PROBLEM REQUIREMENTS ->
Extract every line of the material below and reproduce it faithfully.

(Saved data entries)

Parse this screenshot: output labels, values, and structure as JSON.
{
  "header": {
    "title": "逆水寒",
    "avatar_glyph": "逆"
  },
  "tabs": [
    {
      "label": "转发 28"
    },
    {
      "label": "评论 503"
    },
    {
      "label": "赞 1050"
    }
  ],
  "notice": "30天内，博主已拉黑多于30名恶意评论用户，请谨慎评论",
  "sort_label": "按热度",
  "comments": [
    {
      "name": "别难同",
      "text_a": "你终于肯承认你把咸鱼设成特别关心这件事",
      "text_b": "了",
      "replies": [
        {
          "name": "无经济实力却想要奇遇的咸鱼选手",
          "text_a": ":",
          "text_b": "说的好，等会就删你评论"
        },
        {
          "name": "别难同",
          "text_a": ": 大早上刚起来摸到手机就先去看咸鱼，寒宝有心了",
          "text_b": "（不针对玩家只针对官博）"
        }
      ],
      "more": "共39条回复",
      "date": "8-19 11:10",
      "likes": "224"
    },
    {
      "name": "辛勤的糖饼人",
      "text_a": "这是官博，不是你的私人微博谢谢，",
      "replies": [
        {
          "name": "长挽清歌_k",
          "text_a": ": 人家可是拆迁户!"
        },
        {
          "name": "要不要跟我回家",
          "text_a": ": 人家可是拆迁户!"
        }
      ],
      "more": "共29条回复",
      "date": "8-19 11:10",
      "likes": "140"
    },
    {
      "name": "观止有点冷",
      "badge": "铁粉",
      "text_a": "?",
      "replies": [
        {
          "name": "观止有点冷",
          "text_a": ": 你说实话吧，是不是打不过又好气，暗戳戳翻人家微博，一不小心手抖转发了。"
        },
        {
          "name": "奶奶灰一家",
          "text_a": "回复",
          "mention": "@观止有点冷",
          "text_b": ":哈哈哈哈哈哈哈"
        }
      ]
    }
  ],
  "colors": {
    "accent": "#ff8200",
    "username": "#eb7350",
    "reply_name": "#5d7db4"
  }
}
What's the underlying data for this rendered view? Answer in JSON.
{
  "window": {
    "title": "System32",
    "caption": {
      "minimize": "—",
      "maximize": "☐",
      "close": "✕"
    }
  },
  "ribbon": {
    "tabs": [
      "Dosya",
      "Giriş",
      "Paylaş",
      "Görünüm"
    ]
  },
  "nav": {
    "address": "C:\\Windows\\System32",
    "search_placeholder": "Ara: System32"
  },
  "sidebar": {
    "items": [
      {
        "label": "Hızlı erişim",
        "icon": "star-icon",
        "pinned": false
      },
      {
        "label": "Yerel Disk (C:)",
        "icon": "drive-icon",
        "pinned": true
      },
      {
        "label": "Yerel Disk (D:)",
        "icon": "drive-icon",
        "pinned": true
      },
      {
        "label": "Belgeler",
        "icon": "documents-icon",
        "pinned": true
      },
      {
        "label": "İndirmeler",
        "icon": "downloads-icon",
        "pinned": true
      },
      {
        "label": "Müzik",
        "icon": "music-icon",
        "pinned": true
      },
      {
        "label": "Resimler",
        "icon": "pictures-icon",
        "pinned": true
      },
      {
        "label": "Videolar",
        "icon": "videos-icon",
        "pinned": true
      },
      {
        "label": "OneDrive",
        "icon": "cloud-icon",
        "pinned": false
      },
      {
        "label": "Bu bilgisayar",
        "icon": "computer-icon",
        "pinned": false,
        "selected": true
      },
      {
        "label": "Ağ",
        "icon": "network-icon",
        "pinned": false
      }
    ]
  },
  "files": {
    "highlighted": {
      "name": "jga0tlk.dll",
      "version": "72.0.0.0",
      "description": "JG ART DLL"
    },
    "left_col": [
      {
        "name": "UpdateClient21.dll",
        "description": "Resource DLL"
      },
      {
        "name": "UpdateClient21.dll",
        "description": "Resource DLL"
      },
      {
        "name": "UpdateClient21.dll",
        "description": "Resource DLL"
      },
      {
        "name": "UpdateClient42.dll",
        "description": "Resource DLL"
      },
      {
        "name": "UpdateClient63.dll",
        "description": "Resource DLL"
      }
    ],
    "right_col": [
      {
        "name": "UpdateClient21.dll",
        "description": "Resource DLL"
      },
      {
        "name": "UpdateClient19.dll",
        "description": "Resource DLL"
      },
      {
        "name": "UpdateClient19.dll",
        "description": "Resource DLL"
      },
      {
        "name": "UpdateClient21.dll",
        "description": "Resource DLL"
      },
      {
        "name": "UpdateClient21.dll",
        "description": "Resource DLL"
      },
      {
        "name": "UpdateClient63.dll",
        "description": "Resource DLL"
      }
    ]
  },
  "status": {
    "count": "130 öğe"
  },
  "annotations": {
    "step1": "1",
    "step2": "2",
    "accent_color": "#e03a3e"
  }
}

SOLUTION ->
Parse this screenshot: output labels, values, and structure as JSON.
{
  "header": {
    "title": "逆水寒",
    "avatar_glyph": "逆"
  },
  "tabs": [
    {
      "label": "转发 28"
    },
    {
      "label": "评论 503"
    },
    {
      "label": "赞 1050"
    }
  ],
  "notice": "30天内，博主已拉黑多于30名恶意评论用户，请谨慎评论",
  "sort_label": "按热度",
  "comments": [
    {
      "name": "别难同",
      "text_a": "你终于肯承认你把咸鱼设成特别关心这件事",
      "text_b": "了",
      "replies": [
        {
          "name": "无经济实力却想要奇遇的咸鱼选手",
          "text_a": ":",
          "text_b": "说的好，等会就删你评论"
        },
        {
          "name": "别难同",
          "text_a": ": 大早上刚起来摸到手机就先去看咸鱼，寒宝有心了",
          "text_b": "（不针对玩家只针对官博）"
        }
      ],
      "more": "共39条回复",
      "date": "8-19 11:10",
      "likes": "224"
    },
    {
      "name": "辛勤的糖饼人",
      "text_a": "这是官博，不是你的私人微博谢谢，",
      "replies": [
        {
          "name": "长挽清歌_k",
          "text_a": ": 人家可是拆迁户!"
        },
        {
          "name": "要不要跟我回家",
          "text_a": ": 人家可是拆迁户!"
        }
      ],
      "more": "共29条回复",
      "date": "8-19 11:10",
      "likes": "140"
    },
    {
      "name": "观止有点冷",
      "badge": "铁粉",
      "text_a": "?",
      "replies": [
        {
          "name": "观止有点冷",
          "text_a": ": 你说实话吧，是不是打不过又好气，暗戳戳翻人家微博，一不小心手抖转发了。"
        },
        {
          "name": "奶奶灰一家",
          "text_a": "回复",
          "mention": "@观止有点冷",
          "text_b": ":哈哈哈哈哈哈哈"
        }
      ]
    }
  ],
  "colors": {
    "accent": "#ff8200",
    "username": "#eb7350",
    "reply_name": "#5d7db4"
  }
}
What's the underlying data for this rendered view? Answer in JSON.
{
  "window": {
    "title": "System32",
    "caption": {
      "minimize": "—",
      "maximize": "☐",
      "close": "✕"
    }
  },
  "ribbon": {
    "tabs": [
      "Dosya",
      "Giriş",
      "Paylaş",
      "Görünüm"
    ]
  },
  "nav": {
    "address": "C:\\Windows\\System32",
    "search_placeholder": "Ara: System32"
  },
  "sidebar": {
    "items": [
      {
        "label": "Hızlı erişim",
        "icon": "star-icon",
        "pinned": false
      },
      {
        "label": "Yerel Disk (C:)",
        "icon": "drive-icon",
        "pinned": true
      },
      {
        "label": "Yerel Disk (D:)",
        "icon": "drive-icon",
        "pinned": true
      },
      {
        "label": "Belgeler",
        "icon": "documents-icon",
        "pinned": true
      },
      {
        "label": "İndirmeler",
        "icon": "downloads-icon",
        "pinned": true
      },
      {
        "label": "Müzik",
        "icon": "music-icon",
        "pinned": true
      },
      {
        "label": "Resimler",
        "icon": "pictures-icon",
        "pinned": true
      },
      {
        "label": "Videolar",
        "icon": "videos-icon",
        "pinned": true
      },
      {
        "label": "OneDrive",
        "icon": "cloud-icon",
        "pinned": false
      },
      {
        "label": "Bu bilgisayar",
        "icon": "computer-icon",
        "pinned": false,
        "selected": true
      },
      {
        "label": "Ağ",
        "icon": "network-icon",
        "pinned": false
      }
    ]
  },
  "files": {
    "highlighted": {
      "name": "jga0tlk.dll",
      "version": "72.0.0.0",
      "description": "JG ART DLL"
    },
    "left_col": [
      {
        "name": "UpdateClient21.dll",
        "description": "Resource DLL"
      },
      {
        "name": "UpdateClient21.dll",
        "description": "Resource DLL"
      },
      {
        "name": "UpdateClient21.dll",
        "description": "Resource DLL"
      },
      {
        "name": "UpdateClient42.dll",
        "description": "Resource DLL"
      },
      {
        "name": "UpdateClient63.dll",
        "description": "Resource DLL"
      }
    ],
    "right_col": [
      {
        "name": "UpdateClient21.dll",
        "description": "Resource DLL"
      },
      {
        "name": "UpdateClient19.dll",
        "description": "Resource DLL"
      },
      {
        "name": "UpdateClient19.dll",
        "description": "Resource DLL"
      },
      {
        "name": "UpdateClient21.dll",
        "description": "Resource DLL"
      },
      {
        "name": "UpdateClient21.dll",
        "description": "Resource DLL"
      },
      {
        "name": "UpdateClient63.dll",
        "description": "Resource DLL"
      }
    ]
  },
  "status": {
    "count": "130 öğe"
  },
  "annotations": {
    "step1": "1",
    "step2": "2",
    "accent_color": "#e03a3e"
  }
}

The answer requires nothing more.